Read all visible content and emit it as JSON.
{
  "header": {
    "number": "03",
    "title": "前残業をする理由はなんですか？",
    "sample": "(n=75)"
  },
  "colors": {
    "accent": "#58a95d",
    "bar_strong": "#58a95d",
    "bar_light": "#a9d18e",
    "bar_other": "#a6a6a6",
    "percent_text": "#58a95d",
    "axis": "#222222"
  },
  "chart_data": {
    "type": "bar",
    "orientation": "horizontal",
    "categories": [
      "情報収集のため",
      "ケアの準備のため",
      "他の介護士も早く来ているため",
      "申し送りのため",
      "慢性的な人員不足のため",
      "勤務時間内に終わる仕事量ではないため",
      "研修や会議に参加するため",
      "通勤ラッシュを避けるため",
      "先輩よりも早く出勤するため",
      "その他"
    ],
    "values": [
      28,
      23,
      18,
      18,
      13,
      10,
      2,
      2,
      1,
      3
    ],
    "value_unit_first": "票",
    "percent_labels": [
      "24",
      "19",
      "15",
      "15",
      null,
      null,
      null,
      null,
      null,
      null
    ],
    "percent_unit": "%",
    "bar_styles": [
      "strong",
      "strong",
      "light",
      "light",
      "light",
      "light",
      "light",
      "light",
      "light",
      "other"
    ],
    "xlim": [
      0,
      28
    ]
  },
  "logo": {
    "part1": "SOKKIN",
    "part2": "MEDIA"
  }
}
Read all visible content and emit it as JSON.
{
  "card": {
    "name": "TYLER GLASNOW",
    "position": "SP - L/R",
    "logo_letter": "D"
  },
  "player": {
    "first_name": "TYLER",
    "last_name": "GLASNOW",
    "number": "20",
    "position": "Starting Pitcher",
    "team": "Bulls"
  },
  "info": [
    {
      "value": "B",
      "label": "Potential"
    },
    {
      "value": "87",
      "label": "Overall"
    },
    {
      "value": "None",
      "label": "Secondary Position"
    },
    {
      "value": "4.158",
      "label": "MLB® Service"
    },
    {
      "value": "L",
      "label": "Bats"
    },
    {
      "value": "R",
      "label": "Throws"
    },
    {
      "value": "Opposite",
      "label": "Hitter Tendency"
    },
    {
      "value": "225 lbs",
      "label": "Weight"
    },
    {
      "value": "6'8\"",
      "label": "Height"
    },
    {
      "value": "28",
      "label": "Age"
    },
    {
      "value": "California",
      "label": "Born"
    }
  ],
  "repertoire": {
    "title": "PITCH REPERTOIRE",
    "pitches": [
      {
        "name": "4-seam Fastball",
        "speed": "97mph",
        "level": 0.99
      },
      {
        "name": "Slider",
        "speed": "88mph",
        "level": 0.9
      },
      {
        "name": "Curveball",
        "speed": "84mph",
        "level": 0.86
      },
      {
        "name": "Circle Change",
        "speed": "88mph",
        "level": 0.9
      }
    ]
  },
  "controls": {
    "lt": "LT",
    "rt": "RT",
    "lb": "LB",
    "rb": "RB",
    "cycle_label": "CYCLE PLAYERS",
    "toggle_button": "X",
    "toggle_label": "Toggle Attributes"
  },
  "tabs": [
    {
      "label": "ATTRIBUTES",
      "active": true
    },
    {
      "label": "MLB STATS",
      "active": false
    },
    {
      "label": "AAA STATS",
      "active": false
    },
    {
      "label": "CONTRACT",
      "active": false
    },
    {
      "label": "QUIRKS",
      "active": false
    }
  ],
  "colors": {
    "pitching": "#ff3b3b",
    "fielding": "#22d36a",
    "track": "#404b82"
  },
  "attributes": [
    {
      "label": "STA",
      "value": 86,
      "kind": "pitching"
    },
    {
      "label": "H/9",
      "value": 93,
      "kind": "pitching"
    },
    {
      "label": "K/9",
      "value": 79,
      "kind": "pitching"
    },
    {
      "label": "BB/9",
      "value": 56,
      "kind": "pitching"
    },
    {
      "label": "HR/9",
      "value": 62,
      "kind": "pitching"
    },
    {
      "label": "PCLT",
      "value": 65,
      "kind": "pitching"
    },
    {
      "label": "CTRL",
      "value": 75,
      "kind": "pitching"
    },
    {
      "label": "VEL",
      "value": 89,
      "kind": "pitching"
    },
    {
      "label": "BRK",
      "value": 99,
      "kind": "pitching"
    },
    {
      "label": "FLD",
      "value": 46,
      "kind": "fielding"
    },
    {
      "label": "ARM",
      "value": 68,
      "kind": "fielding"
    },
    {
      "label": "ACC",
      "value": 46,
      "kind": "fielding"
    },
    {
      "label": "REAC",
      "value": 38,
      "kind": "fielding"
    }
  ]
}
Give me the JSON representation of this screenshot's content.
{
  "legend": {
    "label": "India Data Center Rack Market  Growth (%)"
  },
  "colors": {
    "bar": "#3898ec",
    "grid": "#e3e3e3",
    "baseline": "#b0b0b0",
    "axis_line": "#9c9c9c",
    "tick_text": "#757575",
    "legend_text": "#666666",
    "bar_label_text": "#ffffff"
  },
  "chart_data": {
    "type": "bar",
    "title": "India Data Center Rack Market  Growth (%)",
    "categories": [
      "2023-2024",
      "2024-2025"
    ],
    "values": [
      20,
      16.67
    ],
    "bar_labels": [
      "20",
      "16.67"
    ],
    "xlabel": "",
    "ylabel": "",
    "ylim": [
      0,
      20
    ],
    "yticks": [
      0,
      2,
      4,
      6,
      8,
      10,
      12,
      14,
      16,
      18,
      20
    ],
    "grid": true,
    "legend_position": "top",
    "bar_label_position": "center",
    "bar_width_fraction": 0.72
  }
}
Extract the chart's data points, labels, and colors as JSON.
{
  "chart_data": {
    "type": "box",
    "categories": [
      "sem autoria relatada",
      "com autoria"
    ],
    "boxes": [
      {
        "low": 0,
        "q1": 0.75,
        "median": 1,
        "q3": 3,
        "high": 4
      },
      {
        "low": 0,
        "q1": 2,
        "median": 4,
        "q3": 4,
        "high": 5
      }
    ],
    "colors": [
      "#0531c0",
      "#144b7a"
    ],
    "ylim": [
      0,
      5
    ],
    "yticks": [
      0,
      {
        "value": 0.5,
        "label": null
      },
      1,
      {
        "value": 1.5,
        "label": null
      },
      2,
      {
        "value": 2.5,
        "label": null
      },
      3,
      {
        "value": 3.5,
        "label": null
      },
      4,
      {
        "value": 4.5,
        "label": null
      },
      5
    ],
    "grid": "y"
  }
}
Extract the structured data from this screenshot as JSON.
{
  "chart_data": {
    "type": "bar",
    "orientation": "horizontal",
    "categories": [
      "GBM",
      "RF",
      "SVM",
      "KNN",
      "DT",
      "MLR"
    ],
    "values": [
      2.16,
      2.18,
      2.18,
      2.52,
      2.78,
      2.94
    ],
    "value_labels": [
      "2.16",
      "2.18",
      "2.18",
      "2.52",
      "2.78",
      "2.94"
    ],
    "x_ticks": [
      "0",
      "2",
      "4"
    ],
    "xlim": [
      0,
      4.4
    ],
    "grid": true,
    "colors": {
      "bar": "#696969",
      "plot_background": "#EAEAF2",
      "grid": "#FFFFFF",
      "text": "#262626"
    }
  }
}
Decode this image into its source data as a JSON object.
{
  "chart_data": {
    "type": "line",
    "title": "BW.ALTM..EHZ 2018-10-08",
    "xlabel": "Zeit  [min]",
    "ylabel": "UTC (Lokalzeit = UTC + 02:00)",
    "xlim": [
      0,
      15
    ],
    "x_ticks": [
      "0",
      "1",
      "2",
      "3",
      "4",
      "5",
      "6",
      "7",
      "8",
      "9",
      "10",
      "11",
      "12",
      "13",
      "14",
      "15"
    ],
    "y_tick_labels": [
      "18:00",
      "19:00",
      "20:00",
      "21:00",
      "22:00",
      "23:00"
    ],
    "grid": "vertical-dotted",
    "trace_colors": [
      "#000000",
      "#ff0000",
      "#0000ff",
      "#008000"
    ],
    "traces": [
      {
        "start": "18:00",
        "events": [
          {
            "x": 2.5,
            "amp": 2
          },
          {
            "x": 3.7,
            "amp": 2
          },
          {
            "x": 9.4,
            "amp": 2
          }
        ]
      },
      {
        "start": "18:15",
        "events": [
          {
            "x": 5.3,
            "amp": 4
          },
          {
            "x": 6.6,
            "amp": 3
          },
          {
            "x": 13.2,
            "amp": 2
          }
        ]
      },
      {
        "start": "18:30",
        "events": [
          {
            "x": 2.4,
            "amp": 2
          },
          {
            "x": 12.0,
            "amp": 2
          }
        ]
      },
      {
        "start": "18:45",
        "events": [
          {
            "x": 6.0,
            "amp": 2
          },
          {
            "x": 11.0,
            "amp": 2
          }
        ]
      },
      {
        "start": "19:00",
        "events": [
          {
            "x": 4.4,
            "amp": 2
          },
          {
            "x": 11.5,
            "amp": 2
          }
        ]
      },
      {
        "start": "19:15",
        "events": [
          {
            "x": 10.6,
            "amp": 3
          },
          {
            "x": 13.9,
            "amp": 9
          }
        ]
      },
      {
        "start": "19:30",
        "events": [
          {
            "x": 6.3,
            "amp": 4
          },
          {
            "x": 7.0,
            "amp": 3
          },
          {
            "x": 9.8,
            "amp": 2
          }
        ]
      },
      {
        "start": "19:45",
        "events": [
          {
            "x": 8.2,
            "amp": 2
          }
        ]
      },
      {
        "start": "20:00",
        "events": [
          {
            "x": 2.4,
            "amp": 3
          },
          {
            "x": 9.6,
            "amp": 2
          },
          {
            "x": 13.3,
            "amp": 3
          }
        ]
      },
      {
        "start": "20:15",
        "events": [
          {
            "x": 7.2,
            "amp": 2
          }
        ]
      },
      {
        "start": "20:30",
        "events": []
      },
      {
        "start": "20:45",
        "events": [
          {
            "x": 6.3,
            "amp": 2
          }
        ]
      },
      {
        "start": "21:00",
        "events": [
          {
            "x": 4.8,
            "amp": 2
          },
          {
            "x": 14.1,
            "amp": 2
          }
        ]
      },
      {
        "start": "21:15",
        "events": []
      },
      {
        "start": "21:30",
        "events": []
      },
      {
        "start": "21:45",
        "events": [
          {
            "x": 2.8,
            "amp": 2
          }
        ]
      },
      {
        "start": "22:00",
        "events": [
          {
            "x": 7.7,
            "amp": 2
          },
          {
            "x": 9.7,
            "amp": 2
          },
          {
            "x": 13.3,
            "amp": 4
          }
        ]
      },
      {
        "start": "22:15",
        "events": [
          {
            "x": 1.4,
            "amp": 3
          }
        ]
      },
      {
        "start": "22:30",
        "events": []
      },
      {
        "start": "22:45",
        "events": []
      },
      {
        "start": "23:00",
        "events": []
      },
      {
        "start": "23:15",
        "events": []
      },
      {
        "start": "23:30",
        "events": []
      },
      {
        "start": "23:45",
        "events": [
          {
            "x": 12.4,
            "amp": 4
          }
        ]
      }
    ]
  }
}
◆ ◆ ◆ ◆ ◆
* [What you need to do] Find the lines containing "grid" and pull them out.

* [Final result]
    "grid": "#e3e3e3",
    "grid": true,
    "grid": "y"
    "grid": true,
      "grid": "#FFFFFF",
    "grid": "vertical-dotted",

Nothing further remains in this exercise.